Exercise brief: Where a line contains the word "value", copy that line.

Stored data entries
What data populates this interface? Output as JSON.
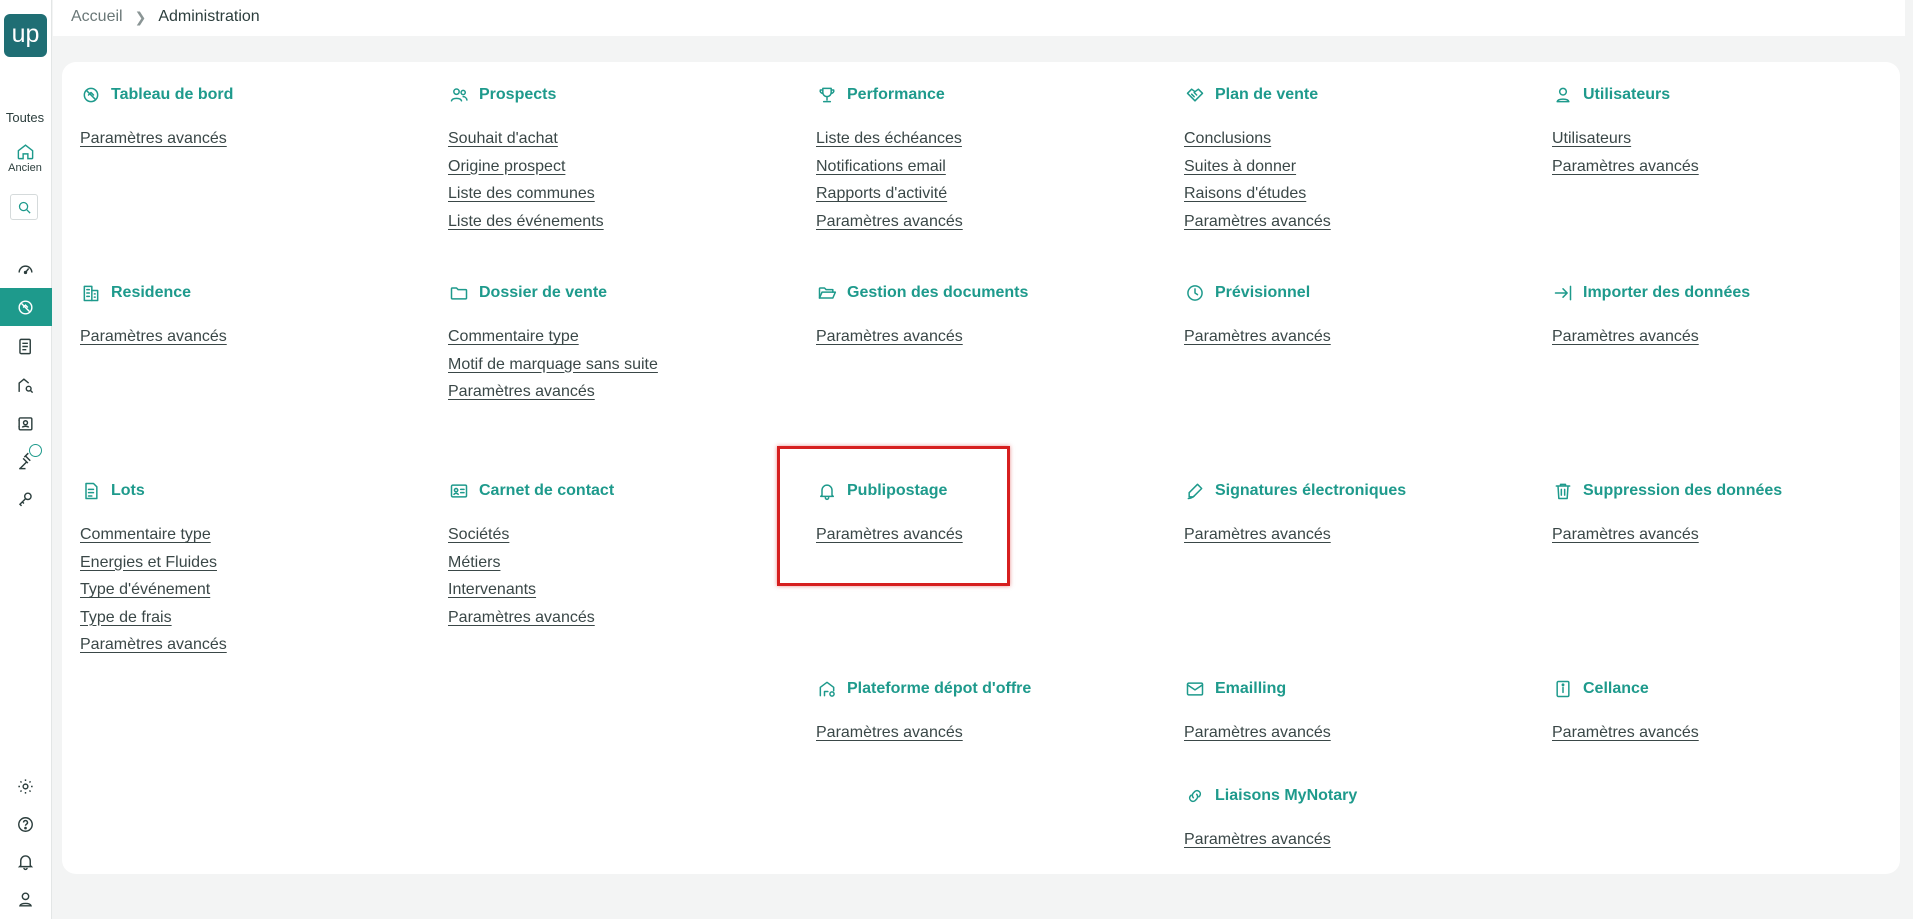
{
  "app": {
    "logo_text": "up",
    "brand_color": "#1f6e74",
    "accent_color": "#1e9a8c"
  },
  "sidebar": {
    "scope_label": "Toutes",
    "home_label": "Ancien",
    "icons": [
      "dashboard-icon",
      "admin-icon",
      "document-list-icon",
      "property-search-icon",
      "contacts-card-icon",
      "gavel-icon",
      "keys-icon",
      "settings-icon",
      "help-icon",
      "bell-icon",
      "user-icon"
    ]
  },
  "breadcrumb": {
    "home": "Accueil",
    "current": "Administration"
  },
  "sections": [
    {
      "id": "tableau-de-bord",
      "title": "Tableau de bord",
      "icon": "dashboard-icon",
      "links": [
        "Paramètres avancés"
      ]
    },
    {
      "id": "prospects",
      "title": "Prospects",
      "icon": "users-icon",
      "links": [
        "Souhait d'achat",
        "Origine prospect",
        "Liste des communes",
        "Liste des événements"
      ]
    },
    {
      "id": "performance",
      "title": "Performance",
      "icon": "trophy-icon",
      "links": [
        "Liste des échéances",
        "Notifications email",
        "Rapports d'activité",
        "Paramètres avancés"
      ]
    },
    {
      "id": "plan-de-vente",
      "title": "Plan de vente",
      "icon": "handshake-icon",
      "links": [
        "Conclusions",
        "Suites à donner",
        "Raisons d'études",
        "Paramètres avancés"
      ]
    },
    {
      "id": "utilisateurs",
      "title": "Utilisateurs",
      "icon": "user-icon",
      "links": [
        "Utilisateurs",
        "Paramètres avancés"
      ]
    },
    {
      "id": "residence",
      "title": "Residence",
      "icon": "building-icon",
      "links": [
        "Paramètres avancés"
      ]
    },
    {
      "id": "dossier-de-vente",
      "title": "Dossier de vente",
      "icon": "folder-icon",
      "links": [
        "Commentaire type",
        "Motif de marquage sans suite",
        "Paramètres avancés"
      ]
    },
    {
      "id": "gestion-des-documents",
      "title": "Gestion des documents",
      "icon": "folder-open-icon",
      "links": [
        "Paramètres avancés"
      ]
    },
    {
      "id": "previsionnel",
      "title": "Prévisionnel",
      "icon": "clock-icon",
      "links": [
        "Paramètres avancés"
      ]
    },
    {
      "id": "importer-des-donnees",
      "title": "Importer des données",
      "icon": "import-icon",
      "links": [
        "Paramètres avancés"
      ]
    },
    {
      "id": "lots",
      "title": "Lots",
      "icon": "document-icon",
      "links": [
        "Commentaire type",
        "Energies et Fluides",
        "Type d'événement",
        "Type de frais",
        "Paramètres avancés"
      ]
    },
    {
      "id": "carnet-de-contact",
      "title": "Carnet de contact",
      "icon": "contact-card-icon",
      "links": [
        "Sociétés",
        "Métiers",
        "Intervenants",
        "Paramètres avancés"
      ]
    },
    {
      "id": "publipostage",
      "title": "Publipostage",
      "icon": "bell-icon",
      "links": [
        "Paramètres avancés"
      ]
    },
    {
      "id": "signatures-electroniques",
      "title": "Signatures électroniques",
      "icon": "pen-icon",
      "links": [
        "Paramètres avancés"
      ]
    },
    {
      "id": "suppression-des-donnees",
      "title": "Suppression des données",
      "icon": "trash-icon",
      "links": [
        "Paramètres avancés"
      ]
    },
    {
      "id": "plateforme-depot-offre",
      "title": "Plateforme dépot d'offre",
      "icon": "house-offer-icon",
      "links": [
        "Paramètres avancés"
      ]
    },
    {
      "id": "emailling",
      "title": "Emailling",
      "icon": "mail-icon",
      "links": [
        "Paramètres avancés"
      ]
    },
    {
      "id": "cellance",
      "title": "Cellance",
      "icon": "info-icon",
      "links": [
        "Paramètres avancés"
      ]
    },
    {
      "id": "liaisons-mynotary",
      "title": "Liaisons MyNotary",
      "icon": "link-icon",
      "links": [
        "Paramètres avancés"
      ]
    }
  ],
  "highlight": {
    "section": "publipostage",
    "color": "#d61f1f"
  }
}
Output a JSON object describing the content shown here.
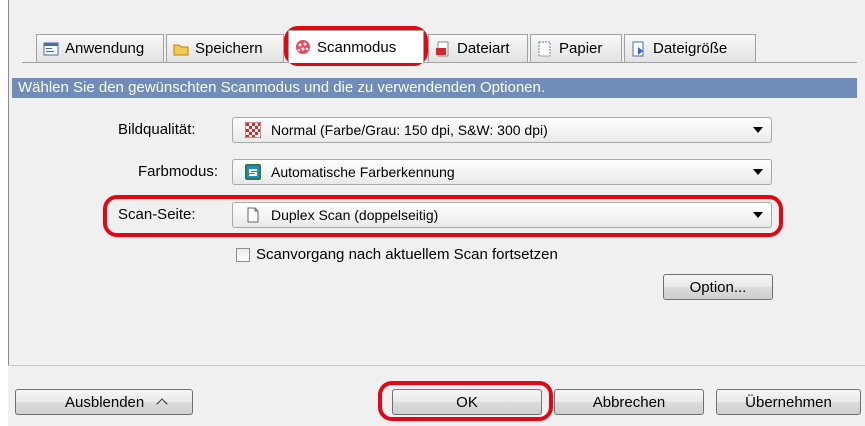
{
  "tabs": [
    {
      "label": "Anwendung",
      "icon": "application-icon"
    },
    {
      "label": "Speichern",
      "icon": "folder-icon"
    },
    {
      "label": "Scanmodus",
      "icon": "scanmode-icon"
    },
    {
      "label": "Dateiart",
      "icon": "pdf-file-icon"
    },
    {
      "label": "Papier",
      "icon": "paper-icon"
    },
    {
      "label": "Dateigröße",
      "icon": "filesize-icon"
    }
  ],
  "header": "Wählen Sie den gewünschten Scanmodus und die zu verwendenden Optionen.",
  "fields": {
    "bildqualitaet": {
      "label": "Bildqualität:",
      "value": "Normal (Farbe/Grau: 150 dpi, S&W: 300 dpi)",
      "icon": "quality-icon"
    },
    "farbmodus": {
      "label": "Farbmodus:",
      "value": "Automatische Farberkennung",
      "icon": "color-mode-icon"
    },
    "scanseite": {
      "label": "Scan-Seite:",
      "value": "Duplex Scan (doppelseitig)",
      "icon": "page-icon"
    }
  },
  "checkbox": {
    "label": "Scanvorgang nach aktuellem Scan fortsetzen",
    "checked": false
  },
  "option_button": "Option...",
  "footer": {
    "hide": "Ausblenden",
    "ok": "OK",
    "cancel": "Abbrechen",
    "apply": "Übernehmen"
  },
  "colors": {
    "header_bar": "#6f8db8",
    "highlight": "#e30613"
  }
}
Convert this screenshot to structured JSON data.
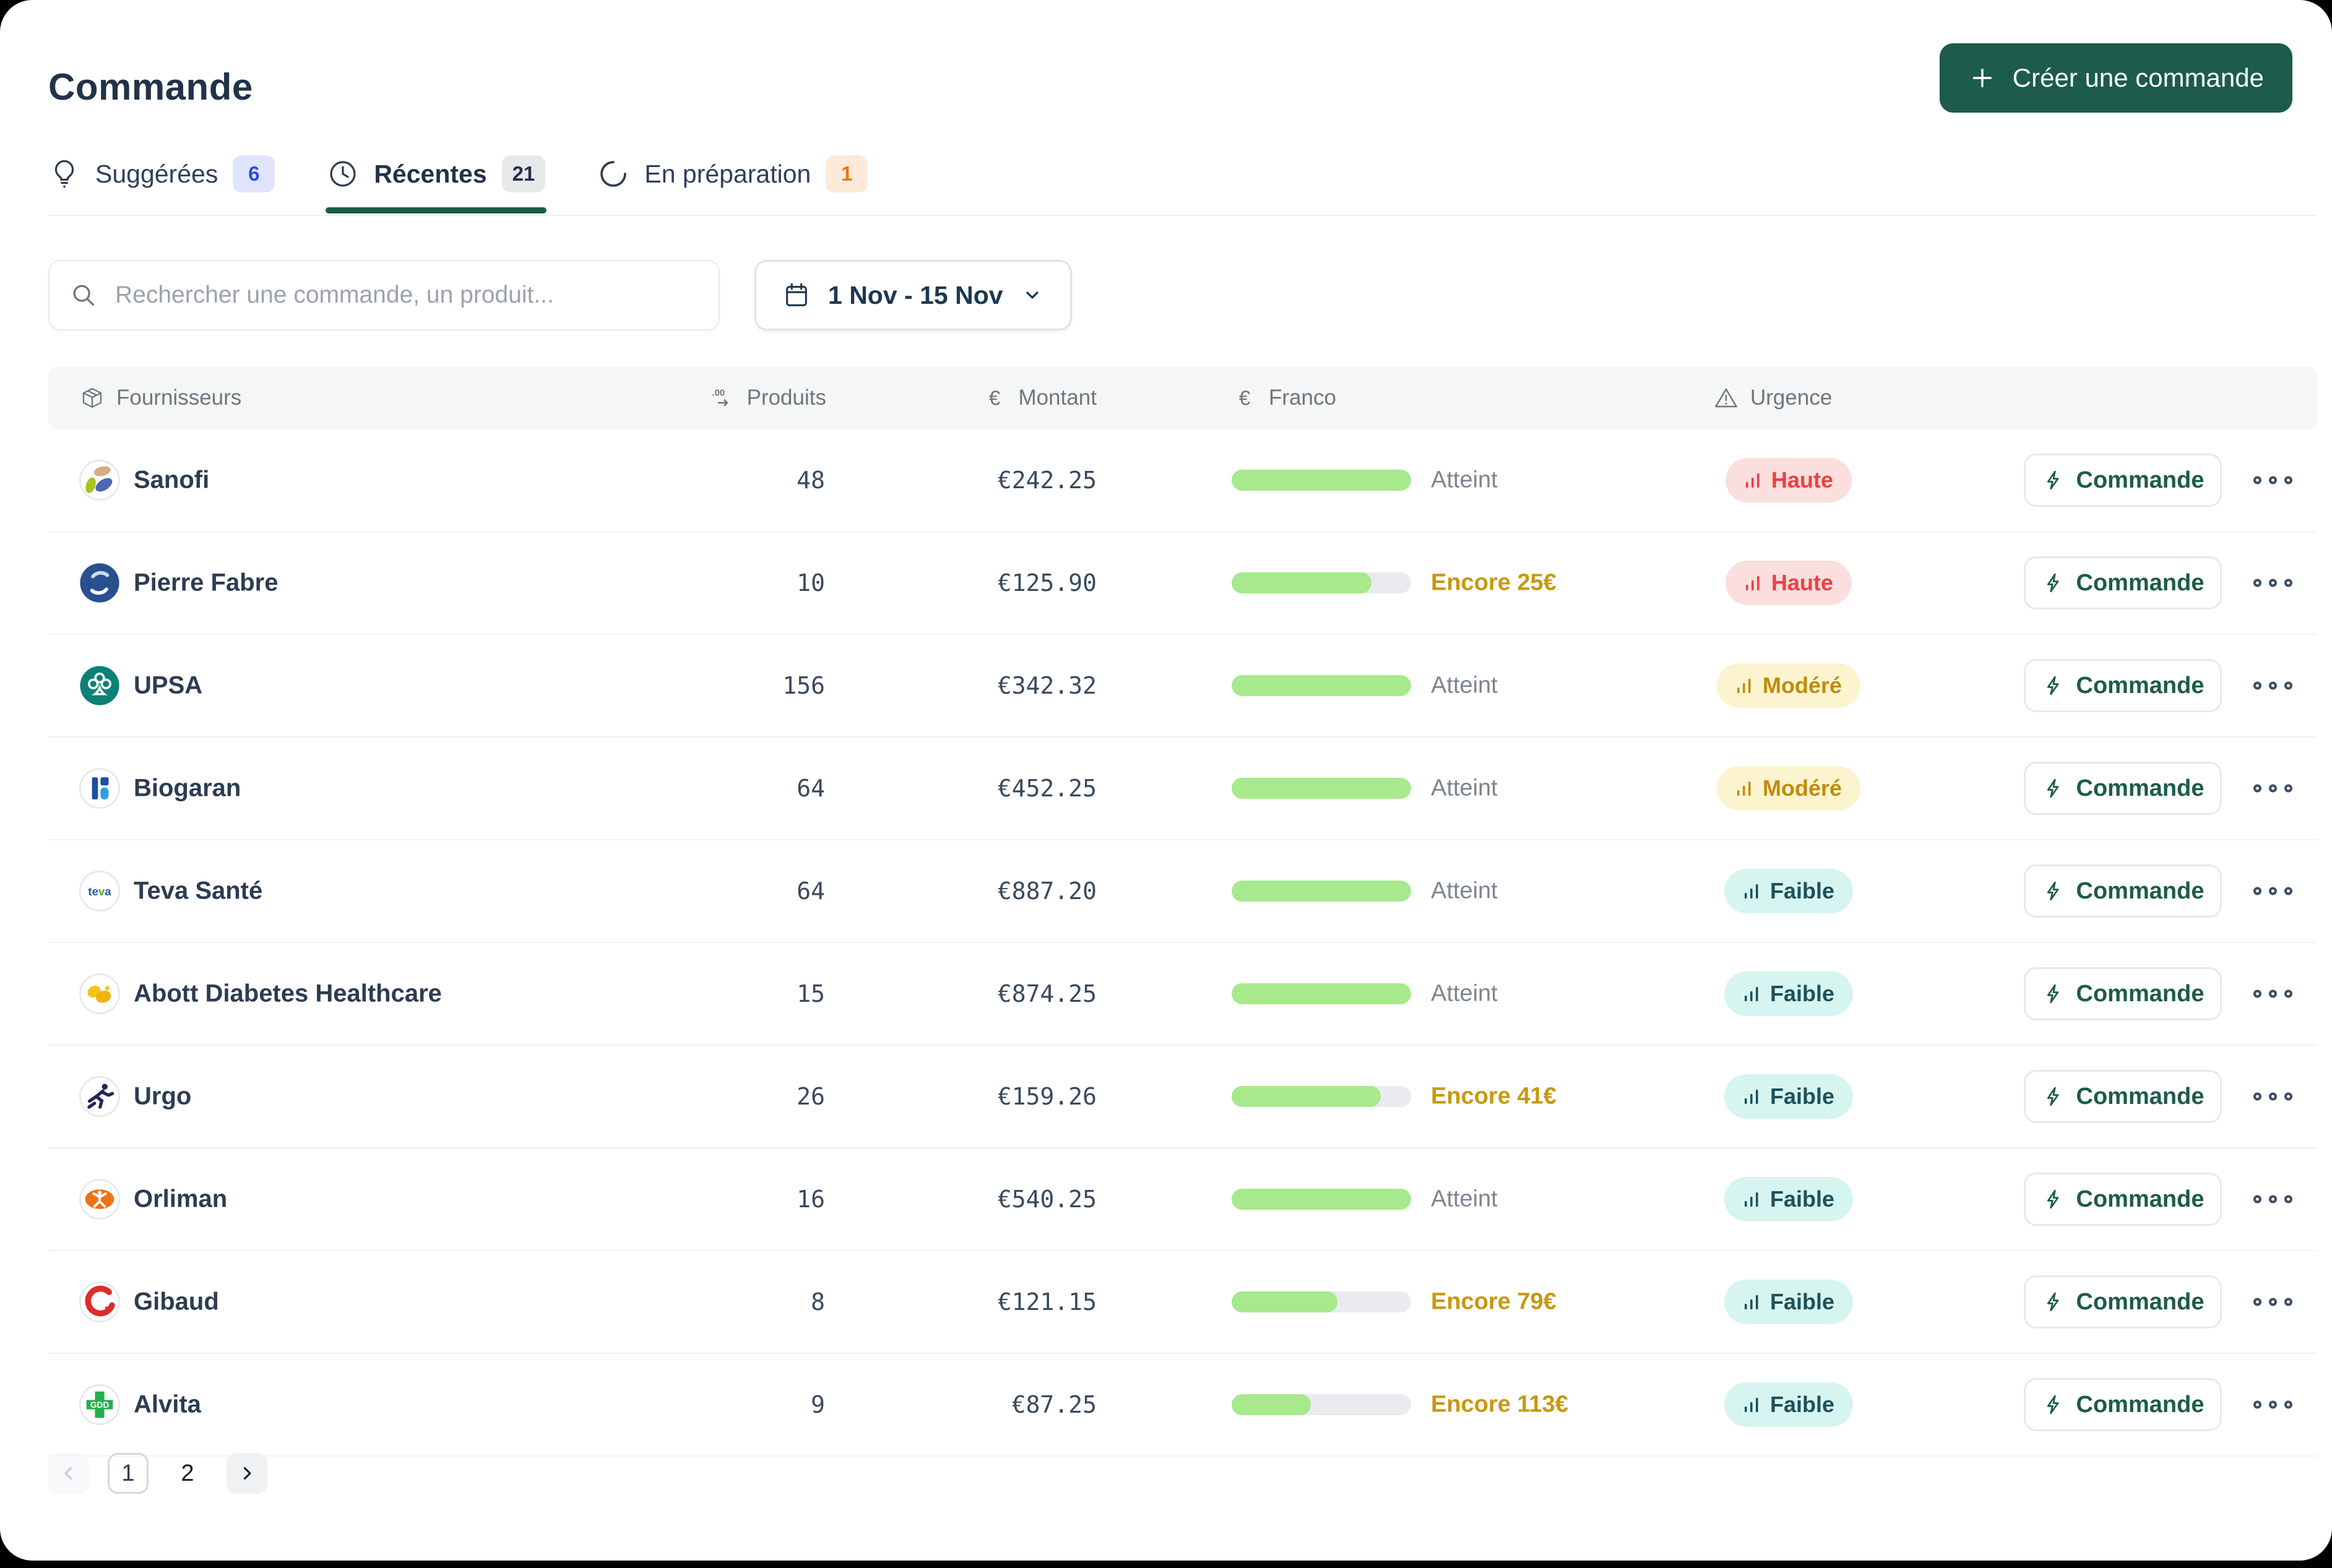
{
  "page": {
    "title": "Commande"
  },
  "create_button": {
    "label": "Créer une commande",
    "color": "#1d5b4a"
  },
  "tabs": [
    {
      "label": "Suggérées",
      "count": "6",
      "icon": "lightbulb-icon",
      "active": false
    },
    {
      "label": "Récentes",
      "count": "21",
      "icon": "clock-icon",
      "active": true
    },
    {
      "label": "En préparation",
      "count": "1",
      "icon": "spinner-icon",
      "active": false
    }
  ],
  "search": {
    "placeholder": "Rechercher une commande, un produit..."
  },
  "date_filter": {
    "label": "1 Nov - 15 Nov"
  },
  "table": {
    "columns": [
      "Fournisseurs",
      "Produits",
      "Montant",
      "Franco",
      "Urgence"
    ],
    "action_label": "Commande",
    "franco_colors": {
      "fill": "#a7e98c",
      "track": "#e9ebee"
    },
    "urgency_colors": {
      "high": "#ee3f3f",
      "medium": "#bf8d09",
      "low": "#1d515c"
    },
    "rows": [
      {
        "supplier": "Sanofi",
        "logo": "sanofi",
        "products": "48",
        "amount": "€242.25",
        "franco_pct": 100,
        "franco_label": "Atteint",
        "urgency": "Haute",
        "urgency_level": "high"
      },
      {
        "supplier": "Pierre Fabre",
        "logo": "pierre-fabre",
        "products": "10",
        "amount": "€125.90",
        "franco_pct": 78,
        "franco_label": "Encore 25€",
        "urgency": "Haute",
        "urgency_level": "high"
      },
      {
        "supplier": "UPSA",
        "logo": "upsa",
        "products": "156",
        "amount": "€342.32",
        "franco_pct": 100,
        "franco_label": "Atteint",
        "urgency": "Modéré",
        "urgency_level": "medium"
      },
      {
        "supplier": "Biogaran",
        "logo": "biogaran",
        "products": "64",
        "amount": "€452.25",
        "franco_pct": 100,
        "franco_label": "Atteint",
        "urgency": "Modéré",
        "urgency_level": "medium"
      },
      {
        "supplier": "Teva Santé",
        "logo": "teva",
        "products": "64",
        "amount": "€887.20",
        "franco_pct": 100,
        "franco_label": "Atteint",
        "urgency": "Faible",
        "urgency_level": "low"
      },
      {
        "supplier": "Abott Diabetes Healthcare",
        "logo": "abbott",
        "products": "15",
        "amount": "€874.25",
        "franco_pct": 100,
        "franco_label": "Atteint",
        "urgency": "Faible",
        "urgency_level": "low"
      },
      {
        "supplier": "Urgo",
        "logo": "urgo",
        "products": "26",
        "amount": "€159.26",
        "franco_pct": 83,
        "franco_label": "Encore 41€",
        "urgency": "Faible",
        "urgency_level": "low"
      },
      {
        "supplier": "Orliman",
        "logo": "orliman",
        "products": "16",
        "amount": "€540.25",
        "franco_pct": 100,
        "franco_label": "Atteint",
        "urgency": "Faible",
        "urgency_level": "low"
      },
      {
        "supplier": "Gibaud",
        "logo": "gibaud",
        "products": "8",
        "amount": "€121.15",
        "franco_pct": 59,
        "franco_label": "Encore 79€",
        "urgency": "Faible",
        "urgency_level": "low"
      },
      {
        "supplier": "Alvita",
        "logo": "alvita",
        "products": "9",
        "amount": "€87.25",
        "franco_pct": 44,
        "franco_label": "Encore 113€",
        "urgency": "Faible",
        "urgency_level": "low"
      }
    ]
  },
  "pagination": {
    "pages": [
      "1",
      "2"
    ],
    "current": "1"
  }
}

Task result:
      "value": "Normal (Farbe/Grau: 150 dpi, S&W: 300 dpi)",
      "value": "Automatische Farberkennung",
      "value": "Duplex Scan (doppelseitig)",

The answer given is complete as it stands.